#### Page excerpt
--- BEGIN ---
At the onset of the fall of Jerusalem, a tiny group of Pharisaic Jews were able to flee Jerusalem before the Romans sacked it. They settled in Jamnia which was west of Jerusalem and believed to be where modern-day Yavneh stands. It has been submitted by scholars that a short list, at least in partial, of OT books was derived by this group and their subsequent generations long after they escaped from Jerusalem.
At the time of their escape, at least 33-37 years after Jesus’ death and resurrection, no Hebrew Canon immediately appear. It must be remembered that Christianity had already broken away from Judaism. Add the fact that some parts of the New Testament may have already been written as early as 56 AD. Also as will be pointed out, the New Testament would have been completed long before any suggested list of the OT would be submitted for consideration by the Rabbinic Jewish Sect.
This small Pharisaic community was only one sect of first-century Judaism and probably the only influential one surviving the destruction of the Romans. This is surmised because, after the fall of Jerusalem, there is no indication of any other surviving groups such as the Sadducees or Essenes. Except for some tiny splintered Jewish communities in other countries. The Pharisees remained the only “Influential” group as it pertains to the writing of a Hebrew Canon.
Between 90 -100 A.D. the Hebrew Council of Jamnia consisting of surviving Pharisaic Rabbis, hence the name “Rabbinic Judaism” set out to preserve the remaining vestiges of Judaism. They were concerned with the observance of “post-second temple” Judaism. Part of their efforts dealt with their own Canon for the Old Testament.
It is disputed whether this council existed and if it did, it is further disputed whether its purpose would have included a Canon for the surviving Jews. There is evidence that supports the move of pharisaic Jews to Jamnia (Yavneh). Without splitting hairs over the council mentioned, there is enough evidence to show that a Jewish Rabbinic group did set out to create a Canon but after several hundred years. This effort was never established as being completed. These Jewish Rabbis decided to use a list of only 39 Old Testament books for their TaNak. A deficit of 7 books.
--- END ---
#### Data supplied
--- BEGIN ---
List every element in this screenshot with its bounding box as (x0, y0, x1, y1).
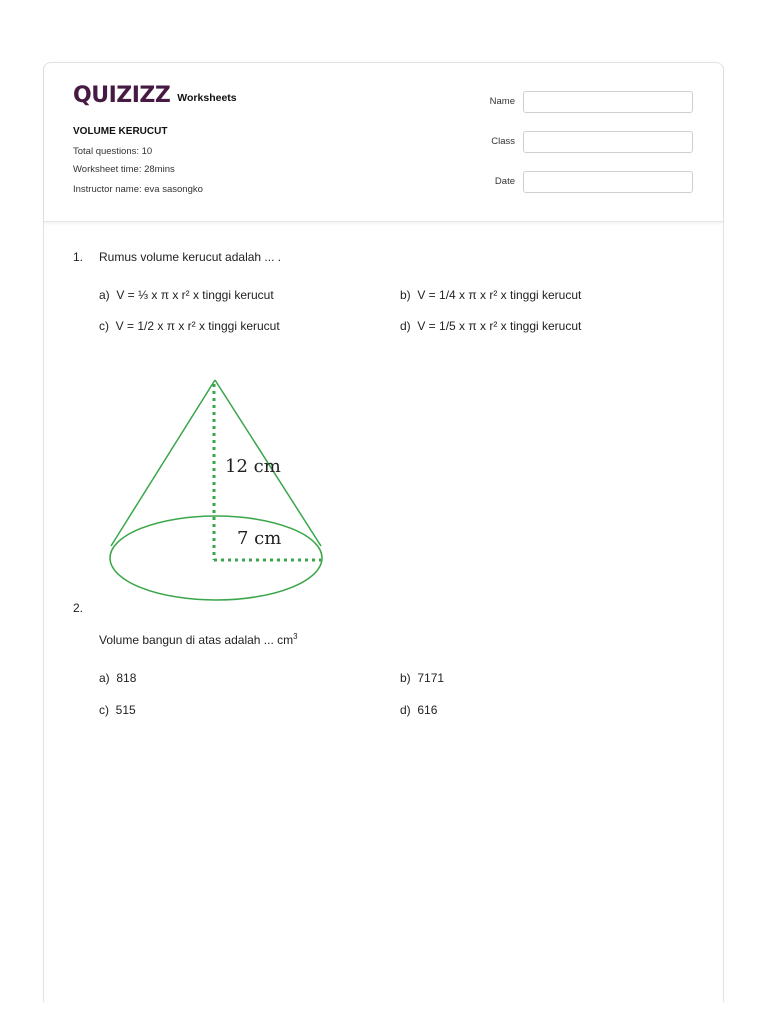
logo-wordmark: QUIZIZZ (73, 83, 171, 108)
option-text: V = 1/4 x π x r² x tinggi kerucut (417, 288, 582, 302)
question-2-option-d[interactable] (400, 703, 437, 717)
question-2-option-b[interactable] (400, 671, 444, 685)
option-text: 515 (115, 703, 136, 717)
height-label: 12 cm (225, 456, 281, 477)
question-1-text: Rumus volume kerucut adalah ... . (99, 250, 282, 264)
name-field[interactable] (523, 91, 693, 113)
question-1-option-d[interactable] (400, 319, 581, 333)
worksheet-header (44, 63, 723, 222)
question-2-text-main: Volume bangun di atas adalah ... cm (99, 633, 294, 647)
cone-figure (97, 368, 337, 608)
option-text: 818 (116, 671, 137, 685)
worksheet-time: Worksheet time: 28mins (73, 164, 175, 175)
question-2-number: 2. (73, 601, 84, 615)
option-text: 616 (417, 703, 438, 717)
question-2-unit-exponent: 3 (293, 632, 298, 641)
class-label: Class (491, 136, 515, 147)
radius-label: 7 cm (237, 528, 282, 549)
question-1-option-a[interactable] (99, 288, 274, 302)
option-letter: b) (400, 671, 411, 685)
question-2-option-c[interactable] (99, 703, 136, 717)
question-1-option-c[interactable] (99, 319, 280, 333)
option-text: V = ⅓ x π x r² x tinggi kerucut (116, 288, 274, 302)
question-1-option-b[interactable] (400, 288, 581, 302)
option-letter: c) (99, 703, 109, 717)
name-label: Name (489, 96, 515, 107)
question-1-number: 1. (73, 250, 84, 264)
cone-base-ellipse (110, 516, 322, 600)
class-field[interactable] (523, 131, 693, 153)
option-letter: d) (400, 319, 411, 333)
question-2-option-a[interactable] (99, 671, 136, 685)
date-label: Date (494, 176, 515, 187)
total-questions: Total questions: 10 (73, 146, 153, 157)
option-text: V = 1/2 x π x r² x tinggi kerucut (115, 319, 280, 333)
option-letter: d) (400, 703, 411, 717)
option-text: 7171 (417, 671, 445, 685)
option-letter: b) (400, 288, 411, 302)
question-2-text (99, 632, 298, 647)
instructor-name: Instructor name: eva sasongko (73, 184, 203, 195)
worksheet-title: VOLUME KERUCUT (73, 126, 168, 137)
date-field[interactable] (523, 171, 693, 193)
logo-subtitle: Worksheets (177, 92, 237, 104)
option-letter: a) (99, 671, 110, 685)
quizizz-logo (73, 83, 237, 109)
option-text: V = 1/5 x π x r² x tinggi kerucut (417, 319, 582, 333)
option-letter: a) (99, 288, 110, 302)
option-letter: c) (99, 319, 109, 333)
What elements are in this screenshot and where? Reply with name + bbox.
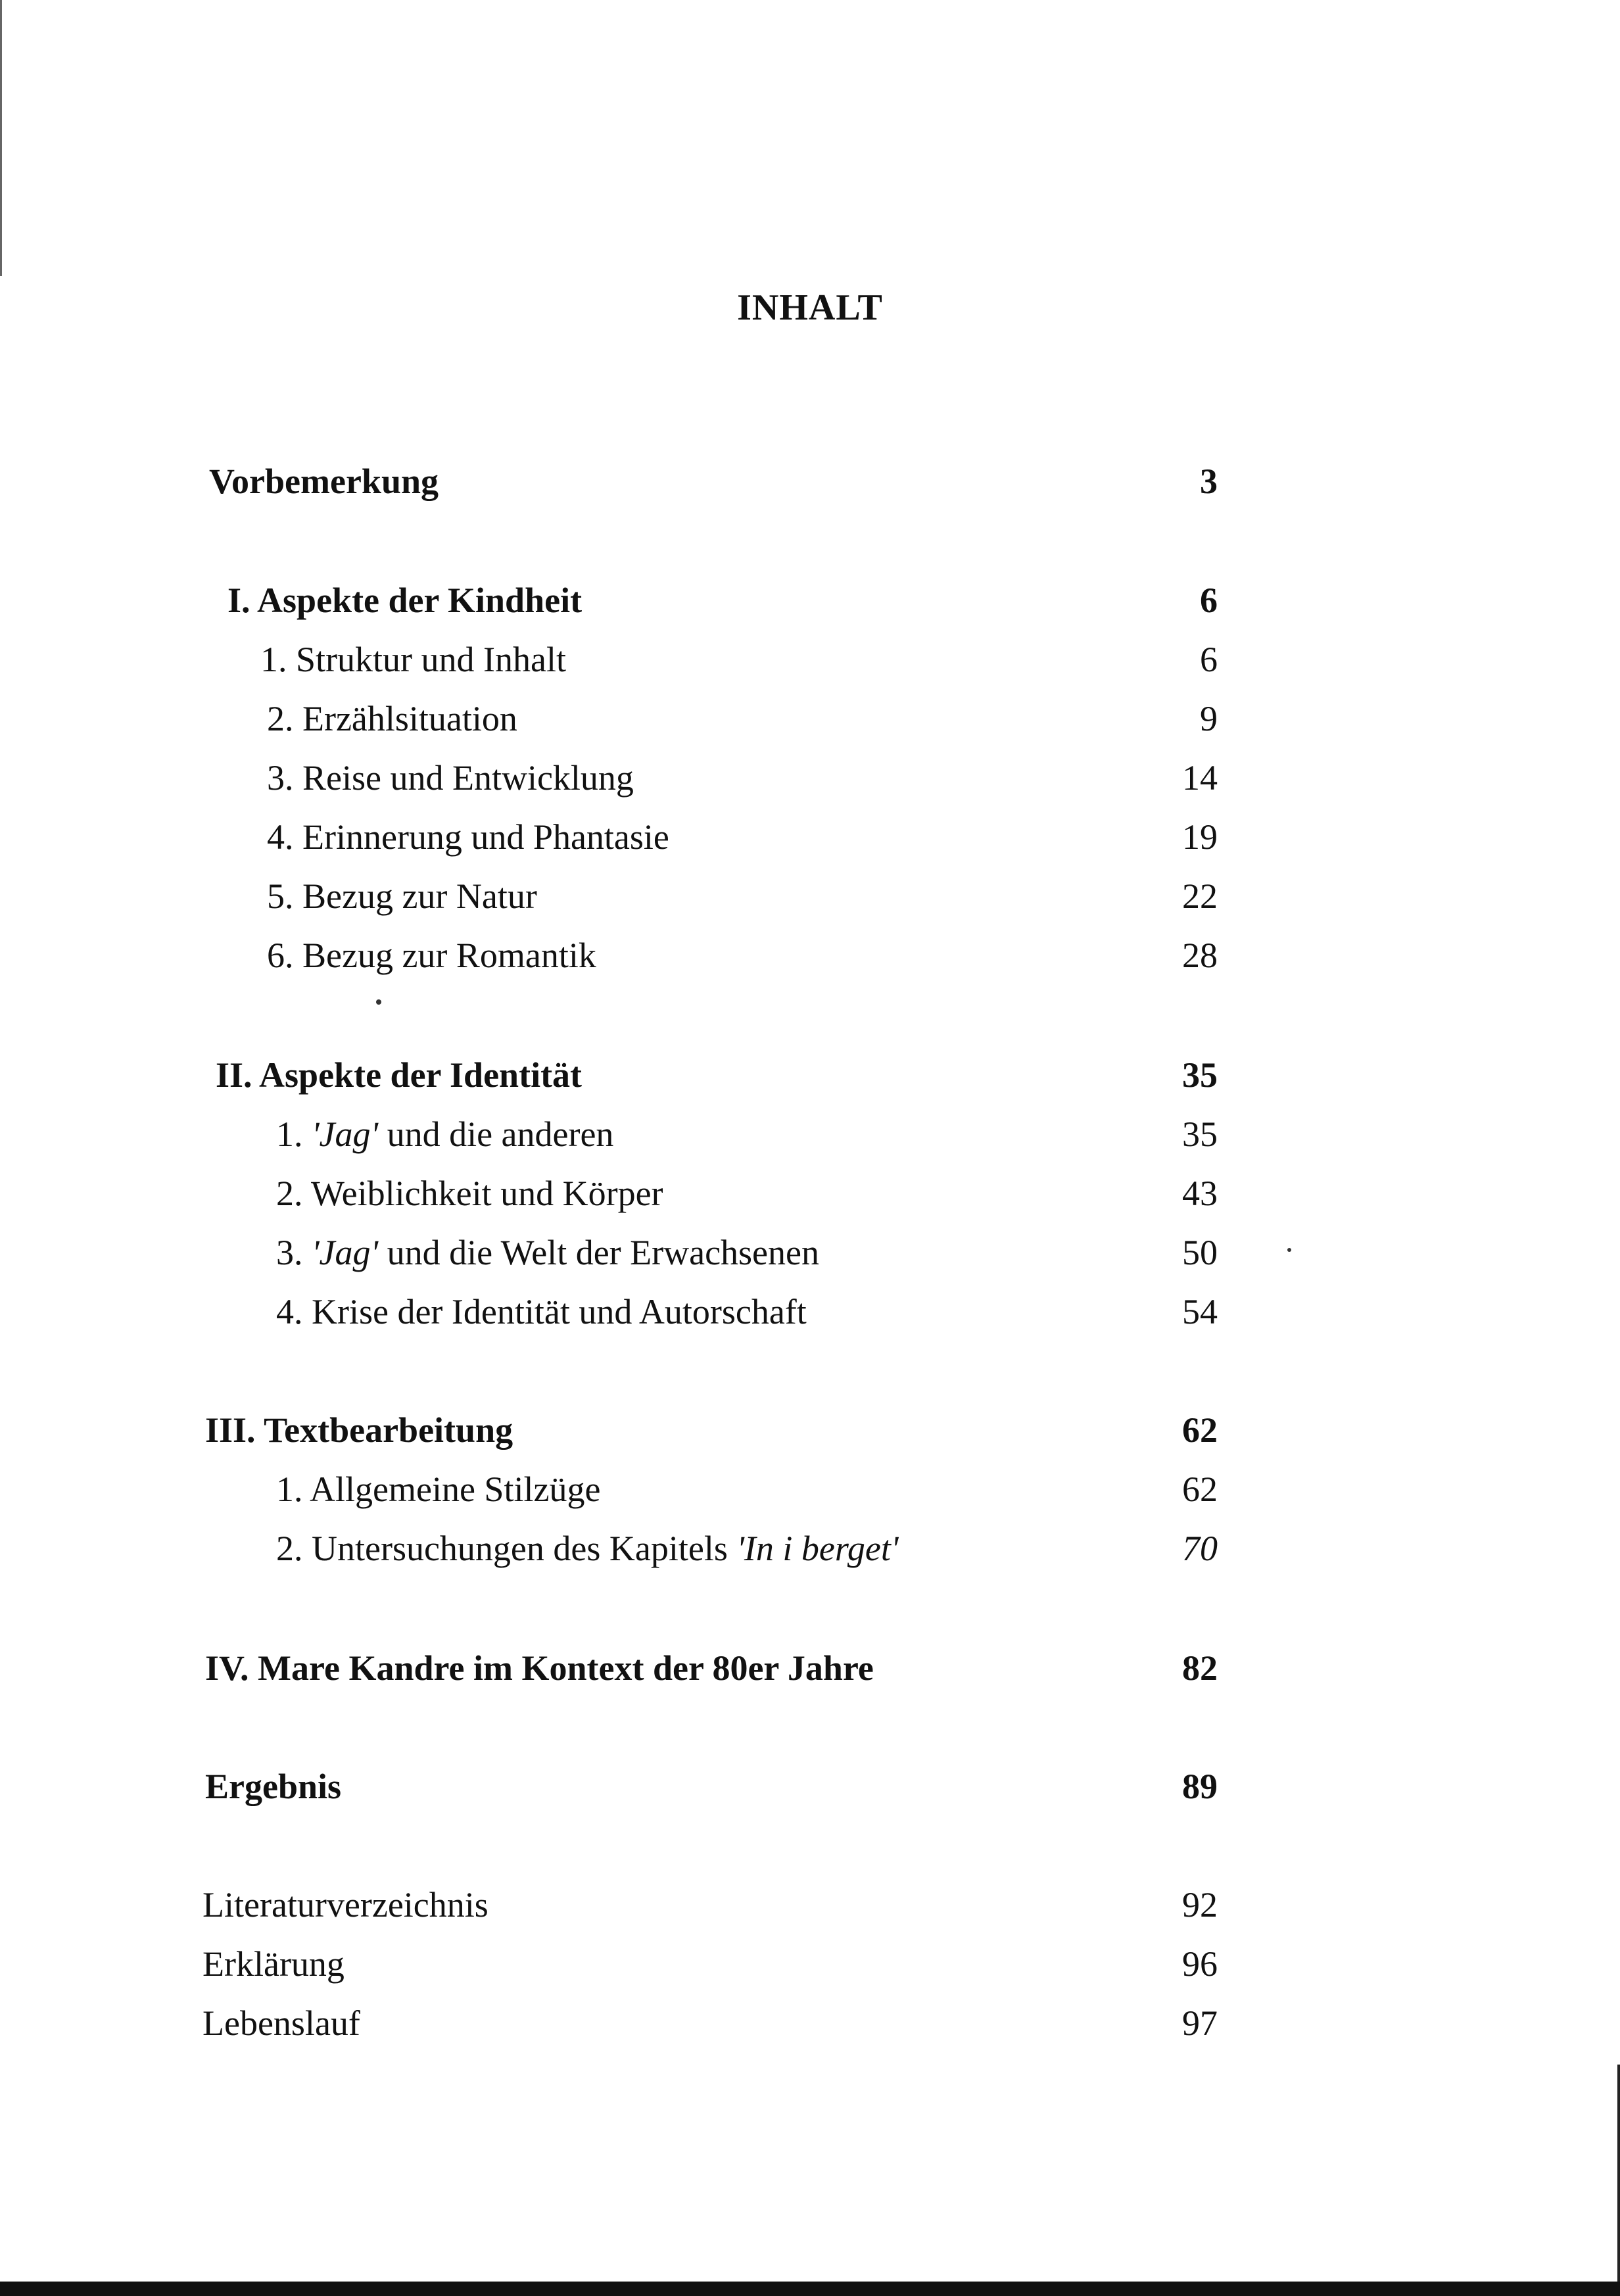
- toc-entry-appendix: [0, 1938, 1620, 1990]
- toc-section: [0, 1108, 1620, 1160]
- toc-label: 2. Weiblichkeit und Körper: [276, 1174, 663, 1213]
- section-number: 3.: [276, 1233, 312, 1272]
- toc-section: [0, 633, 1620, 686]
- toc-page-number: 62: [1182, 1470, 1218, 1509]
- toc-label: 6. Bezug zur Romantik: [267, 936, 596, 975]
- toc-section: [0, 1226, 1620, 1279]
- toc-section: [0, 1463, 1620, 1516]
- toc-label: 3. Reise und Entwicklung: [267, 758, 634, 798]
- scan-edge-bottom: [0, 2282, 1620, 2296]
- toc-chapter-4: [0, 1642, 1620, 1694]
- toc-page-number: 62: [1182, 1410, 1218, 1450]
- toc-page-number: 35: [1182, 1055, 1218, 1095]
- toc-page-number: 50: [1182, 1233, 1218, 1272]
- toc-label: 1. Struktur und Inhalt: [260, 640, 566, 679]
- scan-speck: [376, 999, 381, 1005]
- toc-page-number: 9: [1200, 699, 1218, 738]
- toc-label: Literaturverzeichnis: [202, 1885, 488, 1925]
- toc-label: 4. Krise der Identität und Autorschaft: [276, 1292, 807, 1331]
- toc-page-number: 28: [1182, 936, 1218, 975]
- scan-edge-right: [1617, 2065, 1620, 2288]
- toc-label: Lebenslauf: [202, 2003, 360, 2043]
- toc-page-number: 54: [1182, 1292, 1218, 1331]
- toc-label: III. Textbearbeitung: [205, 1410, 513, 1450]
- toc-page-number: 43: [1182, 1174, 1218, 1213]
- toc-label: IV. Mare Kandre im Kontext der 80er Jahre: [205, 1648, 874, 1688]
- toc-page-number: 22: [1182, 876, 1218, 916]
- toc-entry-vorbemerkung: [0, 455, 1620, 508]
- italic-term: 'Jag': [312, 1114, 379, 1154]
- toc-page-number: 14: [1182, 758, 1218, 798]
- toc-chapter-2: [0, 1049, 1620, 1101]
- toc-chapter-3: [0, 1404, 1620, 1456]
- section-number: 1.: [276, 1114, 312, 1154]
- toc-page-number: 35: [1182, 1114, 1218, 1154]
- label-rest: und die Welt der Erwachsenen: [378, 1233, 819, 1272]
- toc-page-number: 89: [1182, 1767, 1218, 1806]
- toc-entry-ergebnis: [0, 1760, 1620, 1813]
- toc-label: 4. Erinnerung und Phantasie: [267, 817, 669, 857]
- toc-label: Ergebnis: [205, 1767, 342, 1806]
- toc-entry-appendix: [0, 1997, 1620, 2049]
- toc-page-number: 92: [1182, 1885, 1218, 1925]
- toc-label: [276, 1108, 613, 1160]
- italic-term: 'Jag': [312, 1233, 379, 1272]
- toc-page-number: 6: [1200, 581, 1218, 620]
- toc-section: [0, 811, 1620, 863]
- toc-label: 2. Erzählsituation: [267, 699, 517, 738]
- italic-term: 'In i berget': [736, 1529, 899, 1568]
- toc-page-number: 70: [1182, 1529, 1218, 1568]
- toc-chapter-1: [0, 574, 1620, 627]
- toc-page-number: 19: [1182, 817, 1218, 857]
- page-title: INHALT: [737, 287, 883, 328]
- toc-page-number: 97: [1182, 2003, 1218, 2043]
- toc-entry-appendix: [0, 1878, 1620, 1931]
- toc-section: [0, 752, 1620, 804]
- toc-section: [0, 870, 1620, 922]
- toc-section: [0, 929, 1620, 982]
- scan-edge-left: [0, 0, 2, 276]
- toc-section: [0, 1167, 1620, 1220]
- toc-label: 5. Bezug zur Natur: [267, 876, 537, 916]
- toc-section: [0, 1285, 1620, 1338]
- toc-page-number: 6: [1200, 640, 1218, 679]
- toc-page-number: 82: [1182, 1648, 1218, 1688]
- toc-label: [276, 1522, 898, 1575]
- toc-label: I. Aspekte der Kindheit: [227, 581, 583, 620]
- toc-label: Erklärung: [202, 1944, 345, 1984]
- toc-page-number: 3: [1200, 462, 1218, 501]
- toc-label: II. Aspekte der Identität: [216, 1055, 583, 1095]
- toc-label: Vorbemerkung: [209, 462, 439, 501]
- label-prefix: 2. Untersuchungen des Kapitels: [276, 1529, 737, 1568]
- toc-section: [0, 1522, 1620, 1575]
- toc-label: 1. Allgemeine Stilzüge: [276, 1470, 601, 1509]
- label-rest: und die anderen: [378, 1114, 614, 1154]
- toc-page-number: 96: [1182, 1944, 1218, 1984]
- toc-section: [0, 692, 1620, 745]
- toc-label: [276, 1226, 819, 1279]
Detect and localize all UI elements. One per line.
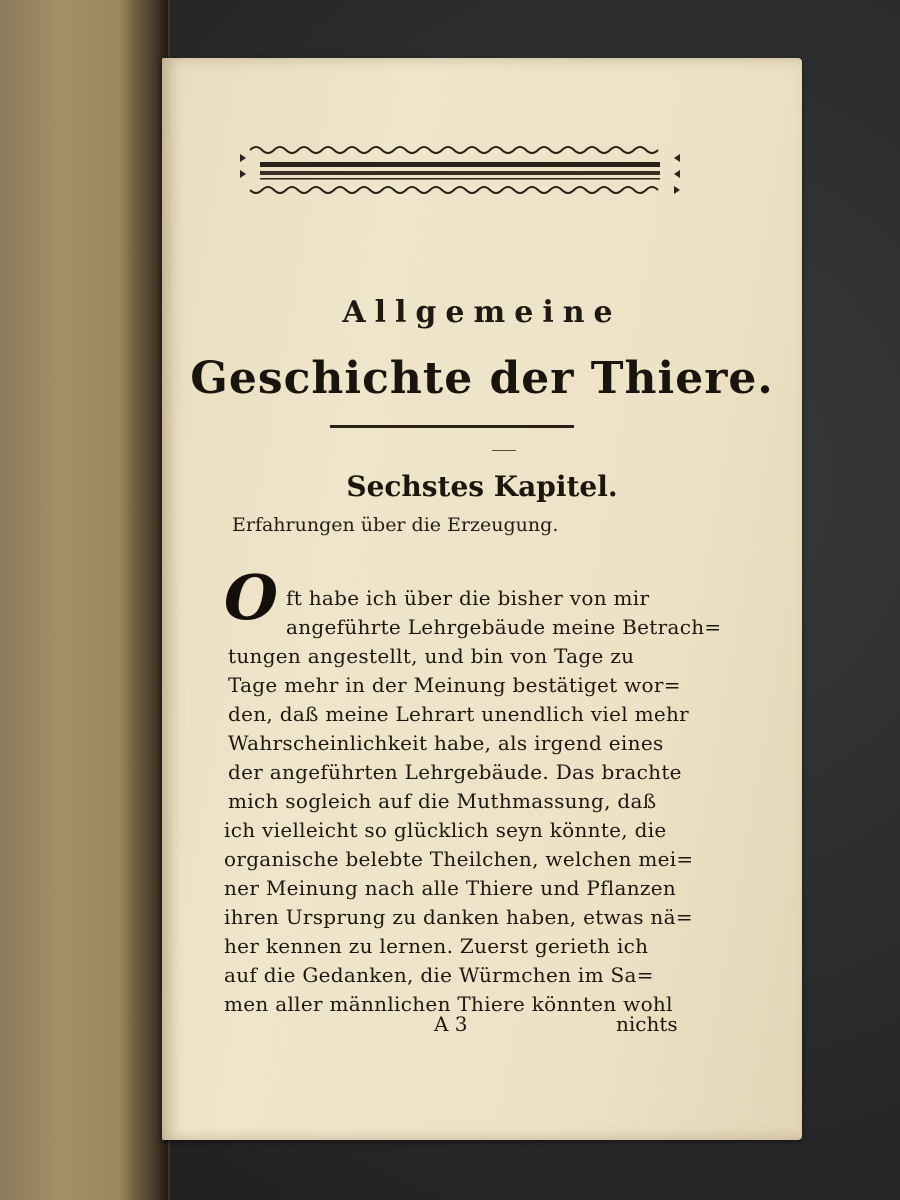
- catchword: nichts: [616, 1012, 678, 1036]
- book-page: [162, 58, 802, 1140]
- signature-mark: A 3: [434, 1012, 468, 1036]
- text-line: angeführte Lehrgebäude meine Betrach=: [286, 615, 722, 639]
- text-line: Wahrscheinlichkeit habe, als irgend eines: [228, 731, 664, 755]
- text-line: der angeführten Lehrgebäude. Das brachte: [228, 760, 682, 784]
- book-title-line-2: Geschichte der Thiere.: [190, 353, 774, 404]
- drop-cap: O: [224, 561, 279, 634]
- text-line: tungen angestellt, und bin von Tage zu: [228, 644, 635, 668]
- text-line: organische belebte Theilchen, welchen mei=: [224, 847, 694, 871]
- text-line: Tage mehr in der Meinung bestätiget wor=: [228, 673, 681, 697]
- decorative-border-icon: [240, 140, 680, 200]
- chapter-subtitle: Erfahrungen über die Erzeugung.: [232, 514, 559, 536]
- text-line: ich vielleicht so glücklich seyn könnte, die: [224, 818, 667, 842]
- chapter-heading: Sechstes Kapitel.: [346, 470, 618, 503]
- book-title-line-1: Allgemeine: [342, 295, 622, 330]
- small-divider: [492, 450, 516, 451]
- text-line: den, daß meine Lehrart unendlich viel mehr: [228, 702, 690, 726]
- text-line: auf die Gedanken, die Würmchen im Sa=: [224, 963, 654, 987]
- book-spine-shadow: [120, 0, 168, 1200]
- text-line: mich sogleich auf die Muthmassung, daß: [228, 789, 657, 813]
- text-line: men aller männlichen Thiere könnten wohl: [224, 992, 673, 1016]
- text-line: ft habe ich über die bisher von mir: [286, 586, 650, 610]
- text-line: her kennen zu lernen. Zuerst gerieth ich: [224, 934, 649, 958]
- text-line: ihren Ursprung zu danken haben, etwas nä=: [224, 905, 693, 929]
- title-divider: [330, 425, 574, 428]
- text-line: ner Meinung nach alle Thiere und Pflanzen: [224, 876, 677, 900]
--- END ---
#### Required task
Can you update the passage on the Council of Jamnia, starting with "Between 90 -100" and going on through "of 7 books.", so that "Canon" becomes "canon"? These entries come from a different source than the text.

#### Final answer
Between 90 -100 A.D. the Hebrew Council of Jamnia consisting of surviving Pharisaic Rabbis, hence the name “Rabbinic Judaism” set out to preserve the remaining vestiges of Judaism. They were concerned with the observance of “post-second temple” Judaism. Part of their efforts dealt with their own canon for the Old Testament.
It is disputed whether this council existed and if it did, it is further disputed whether its purpose would have included a canon for the surviving Jews. There is evidence that supports the move of pharisaic Jews to Jamnia (Yavneh). Without splitting hairs over the council mentioned, there is enough evidence to show that a Jewish Rabbinic group did set out to create a canon but after several hundred years. This effort was never established as being completed. These Jewish Rabbis decided to use a list of only 39 Old Testament books for their TaNak. A deficit of 7 books.